## OBJECTIVE
Return the listing below verbatim. Pictures do not belong in the copy.

>> begin SUPPLIED INFORMATION

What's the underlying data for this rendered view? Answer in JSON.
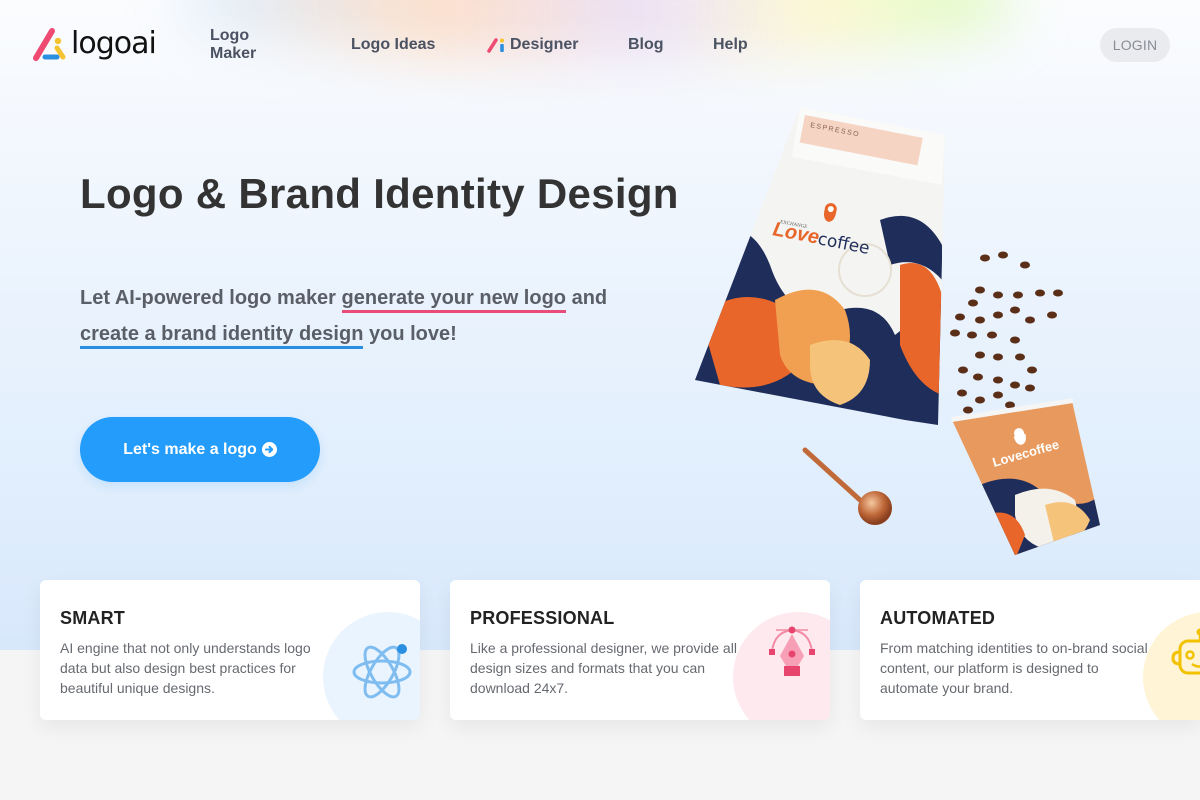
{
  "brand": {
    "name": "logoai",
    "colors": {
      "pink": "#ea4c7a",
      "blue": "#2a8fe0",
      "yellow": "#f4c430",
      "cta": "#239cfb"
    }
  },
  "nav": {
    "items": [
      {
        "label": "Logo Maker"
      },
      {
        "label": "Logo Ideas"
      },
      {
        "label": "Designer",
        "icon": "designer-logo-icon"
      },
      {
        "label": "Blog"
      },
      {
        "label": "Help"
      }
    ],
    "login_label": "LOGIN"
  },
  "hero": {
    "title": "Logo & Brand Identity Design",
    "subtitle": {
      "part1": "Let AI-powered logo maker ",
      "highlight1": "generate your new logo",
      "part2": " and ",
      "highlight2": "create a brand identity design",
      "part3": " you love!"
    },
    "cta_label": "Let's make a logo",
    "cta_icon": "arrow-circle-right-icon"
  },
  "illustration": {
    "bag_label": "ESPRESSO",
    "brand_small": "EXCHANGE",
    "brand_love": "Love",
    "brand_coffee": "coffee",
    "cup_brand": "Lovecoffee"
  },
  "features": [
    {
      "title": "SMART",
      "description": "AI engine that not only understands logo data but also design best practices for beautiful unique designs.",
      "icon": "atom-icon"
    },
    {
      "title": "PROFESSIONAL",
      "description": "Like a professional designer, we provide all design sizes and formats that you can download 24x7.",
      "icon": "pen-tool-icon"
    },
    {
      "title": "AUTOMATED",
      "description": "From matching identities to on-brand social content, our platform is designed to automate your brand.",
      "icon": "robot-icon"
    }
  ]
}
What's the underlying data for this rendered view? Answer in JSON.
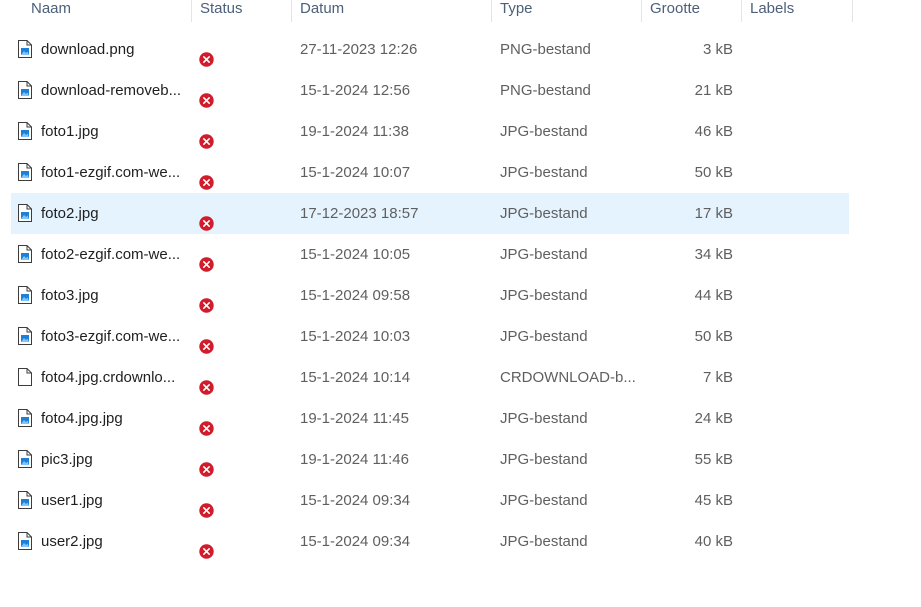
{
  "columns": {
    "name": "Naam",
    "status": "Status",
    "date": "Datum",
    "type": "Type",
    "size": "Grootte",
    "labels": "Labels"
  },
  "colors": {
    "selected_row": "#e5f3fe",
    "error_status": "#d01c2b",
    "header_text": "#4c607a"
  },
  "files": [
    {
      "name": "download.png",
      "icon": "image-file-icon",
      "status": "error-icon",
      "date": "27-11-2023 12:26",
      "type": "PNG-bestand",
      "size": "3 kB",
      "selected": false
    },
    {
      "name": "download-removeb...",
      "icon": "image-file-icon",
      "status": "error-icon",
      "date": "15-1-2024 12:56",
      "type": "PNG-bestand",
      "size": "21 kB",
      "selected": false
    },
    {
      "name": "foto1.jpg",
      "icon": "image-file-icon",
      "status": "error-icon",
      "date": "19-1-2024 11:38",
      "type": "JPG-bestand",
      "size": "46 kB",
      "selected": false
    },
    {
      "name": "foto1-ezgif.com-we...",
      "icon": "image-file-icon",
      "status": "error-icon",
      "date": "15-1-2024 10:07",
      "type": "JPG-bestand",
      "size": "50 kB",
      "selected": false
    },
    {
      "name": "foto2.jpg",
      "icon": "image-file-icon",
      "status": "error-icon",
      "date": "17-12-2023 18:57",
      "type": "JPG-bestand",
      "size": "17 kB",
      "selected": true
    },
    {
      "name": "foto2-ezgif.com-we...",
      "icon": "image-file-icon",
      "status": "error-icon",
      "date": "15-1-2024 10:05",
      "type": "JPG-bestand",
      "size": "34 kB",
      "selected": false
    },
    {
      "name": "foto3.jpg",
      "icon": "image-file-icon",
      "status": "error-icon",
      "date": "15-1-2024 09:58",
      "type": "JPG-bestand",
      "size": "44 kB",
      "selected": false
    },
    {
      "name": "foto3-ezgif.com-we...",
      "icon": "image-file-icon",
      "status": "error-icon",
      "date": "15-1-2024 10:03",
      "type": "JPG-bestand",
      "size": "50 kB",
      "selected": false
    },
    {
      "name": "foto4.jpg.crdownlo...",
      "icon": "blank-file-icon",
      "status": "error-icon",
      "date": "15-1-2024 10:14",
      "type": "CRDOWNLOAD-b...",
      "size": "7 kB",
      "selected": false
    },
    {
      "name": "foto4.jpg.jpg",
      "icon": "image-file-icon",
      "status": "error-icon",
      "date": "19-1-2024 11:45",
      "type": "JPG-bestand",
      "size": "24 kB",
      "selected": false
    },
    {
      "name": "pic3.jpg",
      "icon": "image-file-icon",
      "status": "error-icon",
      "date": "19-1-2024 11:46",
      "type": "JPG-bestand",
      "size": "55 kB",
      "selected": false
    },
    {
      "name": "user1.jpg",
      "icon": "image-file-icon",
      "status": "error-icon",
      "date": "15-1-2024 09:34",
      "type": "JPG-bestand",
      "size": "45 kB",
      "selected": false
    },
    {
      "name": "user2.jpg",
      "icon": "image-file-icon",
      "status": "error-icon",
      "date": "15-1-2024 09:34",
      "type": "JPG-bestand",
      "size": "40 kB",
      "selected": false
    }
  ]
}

>> end SUPPLIED INFORMATION

## OUTPUT BELOW
What's the underlying data for this rendered view? Answer in JSON.
{
  "brand": {
    "name": "logoai",
    "colors": {
      "pink": "#ea4c7a",
      "blue": "#2a8fe0",
      "yellow": "#f4c430",
      "cta": "#239cfb"
    }
  },
  "nav": {
    "items": [
      {
        "label": "Logo Maker"
      },
      {
        "label": "Logo Ideas"
      },
      {
        "label": "Designer",
        "icon": "designer-logo-icon"
      },
      {
        "label": "Blog"
      },
      {
        "label": "Help"
      }
    ],
    "login_label": "LOGIN"
  },
  "hero": {
    "title": "Logo & Brand Identity Design",
    "subtitle": {
      "part1": "Let AI-powered logo maker ",
      "highlight1": "generate your new logo",
      "part2": " and ",
      "highlight2": "create a brand identity design",
      "part3": " you love!"
    },
    "cta_label": "Let's make a logo",
    "cta_icon": "arrow-circle-right-icon"
  },
  "illustration": {
    "bag_label": "ESPRESSO",
    "brand_small": "EXCHANGE",
    "brand_love": "Love",
    "brand_coffee": "coffee",
    "cup_brand": "Lovecoffee"
  },
  "features": [
    {
      "title": "SMART",
      "description": "AI engine that not only understands logo data but also design best practices for beautiful unique designs.",
      "icon": "atom-icon"
    },
    {
      "title": "PROFESSIONAL",
      "description": "Like a professional designer, we provide all design sizes and formats that you can download 24x7.",
      "icon": "pen-tool-icon"
    },
    {
      "title": "AUTOMATED",
      "description": "From matching identities to on-brand social content, our platform is designed to automate your brand.",
      "icon": "robot-icon"
    }
  ]
}
What's the underlying data for this rendered view? Answer in JSON.
{
  "columns": {
    "name": "Naam",
    "status": "Status",
    "date": "Datum",
    "type": "Type",
    "size": "Grootte",
    "labels": "Labels"
  },
  "colors": {
    "selected_row": "#e5f3fe",
    "error_status": "#d01c2b",
    "header_text": "#4c607a"
  },
  "files": [
    {
      "name": "download.png",
      "icon": "image-file-icon",
      "status": "error-icon",
      "date": "27-11-2023 12:26",
      "type": "PNG-bestand",
      "size": "3 kB",
      "selected": false
    },
    {
      "name": "download-removeb...",
      "icon": "image-file-icon",
      "status": "error-icon",
      "date": "15-1-2024 12:56",
      "type": "PNG-bestand",
      "size": "21 kB",
      "selected": false
    },
    {
      "name": "foto1.jpg",
      "icon": "image-file-icon",
      "status": "error-icon",
      "date": "19-1-2024 11:38",
      "type": "JPG-bestand",
      "size": "46 kB",
      "selected": false
    },
    {
      "name": "foto1-ezgif.com-we...",
      "icon": "image-file-icon",
      "status": "error-icon",
      "date": "15-1-2024 10:07",
      "type": "JPG-bestand",
      "size": "50 kB",
      "selected": false
    },
    {
      "name": "foto2.jpg",
      "icon": "image-file-icon",
      "status": "error-icon",
      "date": "17-12-2023 18:57",
      "type": "JPG-bestand",
      "size": "17 kB",
      "selected": true
    },
    {
      "name": "foto2-ezgif.com-we...",
      "icon": "image-file-icon",
      "status": "error-icon",
      "date": "15-1-2024 10:05",
      "type": "JPG-bestand",
      "size": "34 kB",
      "selected": false
    },
    {
      "name": "foto3.jpg",
      "icon": "image-file-icon",
      "status": "error-icon",
      "date": "15-1-2024 09:58",
      "type": "JPG-bestand",
      "size": "44 kB",
      "selected": false
    },
    {
      "name": "foto3-ezgif.com-we...",
      "icon": "image-file-icon",
      "status": "error-icon",
      "date": "15-1-2024 10:03",
      "type": "JPG-bestand",
      "size": "50 kB",
      "selected": false
    },
    {
      "name": "foto4.jpg.crdownlo...",
      "icon": "blank-file-icon",
      "status": "error-icon",
      "date": "15-1-2024 10:14",
      "type": "CRDOWNLOAD-b...",
      "size": "7 kB",
      "selected": false
    },
    {
      "name": "foto4.jpg.jpg",
      "icon": "image-file-icon",
      "status": "error-icon",
      "date": "19-1-2024 11:45",
      "type": "JPG-bestand",
      "size": "24 kB",
      "selected": false
    },
    {
      "name": "pic3.jpg",
      "icon": "image-file-icon",
      "status": "error-icon",
      "date": "19-1-2024 11:46",
      "type": "JPG-bestand",
      "size": "55 kB",
      "selected": false
    },
    {
      "name": "user1.jpg",
      "icon": "image-file-icon",
      "status": "error-icon",
      "date": "15-1-2024 09:34",
      "type": "JPG-bestand",
      "size": "45 kB",
      "selected": false
    },
    {
      "name": "user2.jpg",
      "icon": "image-file-icon",
      "status": "error-icon",
      "date": "15-1-2024 09:34",
      "type": "JPG-bestand",
      "size": "40 kB",
      "selected": false
    }
  ]
}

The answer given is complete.